### Problem statement
Reproduce all the entries exactly.

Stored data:
☆ ☆ ☆
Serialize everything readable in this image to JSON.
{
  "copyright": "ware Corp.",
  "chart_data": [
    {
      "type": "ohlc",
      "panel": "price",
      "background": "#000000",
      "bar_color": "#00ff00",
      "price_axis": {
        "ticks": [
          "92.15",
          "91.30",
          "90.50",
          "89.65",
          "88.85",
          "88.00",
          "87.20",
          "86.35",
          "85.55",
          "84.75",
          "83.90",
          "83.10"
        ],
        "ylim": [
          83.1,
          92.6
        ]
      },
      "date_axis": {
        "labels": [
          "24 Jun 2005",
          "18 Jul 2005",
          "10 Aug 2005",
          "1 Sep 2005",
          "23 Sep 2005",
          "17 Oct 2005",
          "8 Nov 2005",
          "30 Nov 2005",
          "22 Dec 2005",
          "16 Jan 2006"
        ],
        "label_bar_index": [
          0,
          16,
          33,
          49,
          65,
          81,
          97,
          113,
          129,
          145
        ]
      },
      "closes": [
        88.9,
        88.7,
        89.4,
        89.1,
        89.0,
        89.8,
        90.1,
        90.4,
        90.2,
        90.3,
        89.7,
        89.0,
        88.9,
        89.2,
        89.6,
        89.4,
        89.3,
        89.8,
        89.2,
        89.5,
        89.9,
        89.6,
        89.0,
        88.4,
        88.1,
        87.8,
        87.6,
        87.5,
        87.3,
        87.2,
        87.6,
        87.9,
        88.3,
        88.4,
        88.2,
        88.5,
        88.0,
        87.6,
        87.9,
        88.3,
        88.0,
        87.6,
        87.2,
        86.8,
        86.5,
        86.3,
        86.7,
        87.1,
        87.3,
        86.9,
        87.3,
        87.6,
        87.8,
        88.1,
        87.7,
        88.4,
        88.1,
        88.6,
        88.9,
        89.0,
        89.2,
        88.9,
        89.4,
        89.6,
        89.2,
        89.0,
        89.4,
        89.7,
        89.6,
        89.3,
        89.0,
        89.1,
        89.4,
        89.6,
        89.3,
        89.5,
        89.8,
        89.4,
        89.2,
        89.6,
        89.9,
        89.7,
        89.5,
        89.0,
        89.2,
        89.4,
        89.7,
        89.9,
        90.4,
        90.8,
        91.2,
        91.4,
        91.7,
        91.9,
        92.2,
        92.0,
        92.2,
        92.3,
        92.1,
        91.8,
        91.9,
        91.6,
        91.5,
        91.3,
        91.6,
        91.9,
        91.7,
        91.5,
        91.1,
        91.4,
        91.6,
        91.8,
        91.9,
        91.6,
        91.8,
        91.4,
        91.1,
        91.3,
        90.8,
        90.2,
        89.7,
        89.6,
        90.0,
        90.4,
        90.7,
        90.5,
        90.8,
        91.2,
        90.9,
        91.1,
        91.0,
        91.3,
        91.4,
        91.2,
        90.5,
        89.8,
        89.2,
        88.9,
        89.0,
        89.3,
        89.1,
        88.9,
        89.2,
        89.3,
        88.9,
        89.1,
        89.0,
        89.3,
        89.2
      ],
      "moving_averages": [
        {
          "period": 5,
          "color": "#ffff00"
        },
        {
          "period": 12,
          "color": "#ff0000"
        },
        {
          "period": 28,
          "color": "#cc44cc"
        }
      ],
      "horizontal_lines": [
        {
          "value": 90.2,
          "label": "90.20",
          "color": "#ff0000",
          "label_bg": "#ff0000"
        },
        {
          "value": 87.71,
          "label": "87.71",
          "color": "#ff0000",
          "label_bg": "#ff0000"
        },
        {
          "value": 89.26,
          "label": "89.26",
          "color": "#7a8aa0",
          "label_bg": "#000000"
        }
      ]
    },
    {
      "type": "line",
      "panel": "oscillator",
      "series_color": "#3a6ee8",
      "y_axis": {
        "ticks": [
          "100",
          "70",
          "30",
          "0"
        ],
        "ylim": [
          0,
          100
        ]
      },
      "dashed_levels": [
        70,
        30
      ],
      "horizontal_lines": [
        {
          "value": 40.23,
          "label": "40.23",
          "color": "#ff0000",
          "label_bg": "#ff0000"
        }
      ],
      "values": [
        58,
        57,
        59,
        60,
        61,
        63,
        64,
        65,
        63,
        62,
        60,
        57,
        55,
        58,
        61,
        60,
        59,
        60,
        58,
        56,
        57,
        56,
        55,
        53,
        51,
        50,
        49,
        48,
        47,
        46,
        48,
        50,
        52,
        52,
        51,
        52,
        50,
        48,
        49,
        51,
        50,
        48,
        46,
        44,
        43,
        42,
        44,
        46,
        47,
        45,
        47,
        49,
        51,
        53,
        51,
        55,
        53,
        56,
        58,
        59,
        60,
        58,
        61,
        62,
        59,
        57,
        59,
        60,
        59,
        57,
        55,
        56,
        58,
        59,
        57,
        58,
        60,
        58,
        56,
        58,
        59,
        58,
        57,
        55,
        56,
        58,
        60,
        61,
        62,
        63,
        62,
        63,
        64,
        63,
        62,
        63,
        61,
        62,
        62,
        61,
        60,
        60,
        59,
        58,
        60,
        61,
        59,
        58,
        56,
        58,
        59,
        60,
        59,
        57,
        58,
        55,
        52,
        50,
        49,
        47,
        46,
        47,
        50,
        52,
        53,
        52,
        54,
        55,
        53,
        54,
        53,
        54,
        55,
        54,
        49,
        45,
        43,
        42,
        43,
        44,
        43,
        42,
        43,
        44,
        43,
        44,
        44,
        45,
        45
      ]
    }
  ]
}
☆ ☆ ☆
### Written solution
Serialize everything readable in this image to JSON.
{
  "copyright": "ware Corp.",
  "chart_data": [
    {
      "type": "ohlc",
      "panel": "price",
      "background": "#000000",
      "bar_color": "#00ff00",
      "price_axis": {
        "ticks": [
          "92.15",
          "91.30",
          "90.50",
          "89.65",
          "88.85",
          "88.00",
          "87.20",
          "86.35",
          "85.55",
          "84.75",
          "83.90",
          "83.10"
        ],
        "ylim": [
          83.1,
          92.6
        ]
      },
      "date_axis": {
        "labels": [
          "24 Jun 2005",
          "18 Jul 2005",
          "10 Aug 2005",
          "1 Sep 2005",
          "23 Sep 2005",
          "17 Oct 2005",
          "8 Nov 2005",
          "30 Nov 2005",
          "22 Dec 2005",
          "16 Jan 2006"
        ],
        "label_bar_index": [
          0,
          16,
          33,
          49,
          65,
          81,
          97,
          113,
          129,
          145
        ]
      },
      "closes": [
        88.9,
        88.7,
        89.4,
        89.1,
        89.0,
        89.8,
        90.1,
        90.4,
        90.2,
        90.3,
        89.7,
        89.0,
        88.9,
        89.2,
        89.6,
        89.4,
        89.3,
        89.8,
        89.2,
        89.5,
        89.9,
        89.6,
        89.0,
        88.4,
        88.1,
        87.8,
        87.6,
        87.5,
        87.3,
        87.2,
        87.6,
        87.9,
        88.3,
        88.4,
        88.2,
        88.5,
        88.0,
        87.6,
        87.9,
        88.3,
        88.0,
        87.6,
        87.2,
        86.8,
        86.5,
        86.3,
        86.7,
        87.1,
        87.3,
        86.9,
        87.3,
        87.6,
        87.8,
        88.1,
        87.7,
        88.4,
        88.1,
        88.6,
        88.9,
        89.0,
        89.2,
        88.9,
        89.4,
        89.6,
        89.2,
        89.0,
        89.4,
        89.7,
        89.6,
        89.3,
        89.0,
        89.1,
        89.4,
        89.6,
        89.3,
        89.5,
        89.8,
        89.4,
        89.2,
        89.6,
        89.9,
        89.7,
        89.5,
        89.0,
        89.2,
        89.4,
        89.7,
        89.9,
        90.4,
        90.8,
        91.2,
        91.4,
        91.7,
        91.9,
        92.2,
        92.0,
        92.2,
        92.3,
        92.1,
        91.8,
        91.9,
        91.6,
        91.5,
        91.3,
        91.6,
        91.9,
        91.7,
        91.5,
        91.1,
        91.4,
        91.6,
        91.8,
        91.9,
        91.6,
        91.8,
        91.4,
        91.1,
        91.3,
        90.8,
        90.2,
        89.7,
        89.6,
        90.0,
        90.4,
        90.7,
        90.5,
        90.8,
        91.2,
        90.9,
        91.1,
        91.0,
        91.3,
        91.4,
        91.2,
        90.5,
        89.8,
        89.2,
        88.9,
        89.0,
        89.3,
        89.1,
        88.9,
        89.2,
        89.3,
        88.9,
        89.1,
        89.0,
        89.3,
        89.2
      ],
      "moving_averages": [
        {
          "period": 5,
          "color": "#ffff00"
        },
        {
          "period": 12,
          "color": "#ff0000"
        },
        {
          "period": 28,
          "color": "#cc44cc"
        }
      ],
      "horizontal_lines": [
        {
          "value": 90.2,
          "label": "90.20",
          "color": "#ff0000",
          "label_bg": "#ff0000"
        },
        {
          "value": 87.71,
          "label": "87.71",
          "color": "#ff0000",
          "label_bg": "#ff0000"
        },
        {
          "value": 89.26,
          "label": "89.26",
          "color": "#7a8aa0",
          "label_bg": "#000000"
        }
      ]
    },
    {
      "type": "line",
      "panel": "oscillator",
      "series_color": "#3a6ee8",
      "y_axis": {
        "ticks": [
          "100",
          "70",
          "30",
          "0"
        ],
        "ylim": [
          0,
          100
        ]
      },
      "dashed_levels": [
        70,
        30
      ],
      "horizontal_lines": [
        {
          "value": 40.23,
          "label": "40.23",
          "color": "#ff0000",
          "label_bg": "#ff0000"
        }
      ],
      "values": [
        58,
        57,
        59,
        60,
        61,
        63,
        64,
        65,
        63,
        62,
        60,
        57,
        55,
        58,
        61,
        60,
        59,
        60,
        58,
        56,
        57,
        56,
        55,
        53,
        51,
        50,
        49,
        48,
        47,
        46,
        48,
        50,
        52,
        52,
        51,
        52,
        50,
        48,
        49,
        51,
        50,
        48,
        46,
        44,
        43,
        42,
        44,
        46,
        47,
        45,
        47,
        49,
        51,
        53,
        51,
        55,
        53,
        56,
        58,
        59,
        60,
        58,
        61,
        62,
        59,
        57,
        59,
        60,
        59,
        57,
        55,
        56,
        58,
        59,
        57,
        58,
        60,
        58,
        56,
        58,
        59,
        58,
        57,
        55,
        56,
        58,
        60,
        61,
        62,
        63,
        62,
        63,
        64,
        63,
        62,
        63,
        61,
        62,
        62,
        61,
        60,
        60,
        59,
        58,
        60,
        61,
        59,
        58,
        56,
        58,
        59,
        60,
        59,
        57,
        58,
        55,
        52,
        50,
        49,
        47,
        46,
        47,
        50,
        52,
        53,
        52,
        54,
        55,
        53,
        54,
        53,
        54,
        55,
        54,
        49,
        45,
        43,
        42,
        43,
        44,
        43,
        42,
        43,
        44,
        43,
        44,
        44,
        45,
        45
      ]
    }
  ]
}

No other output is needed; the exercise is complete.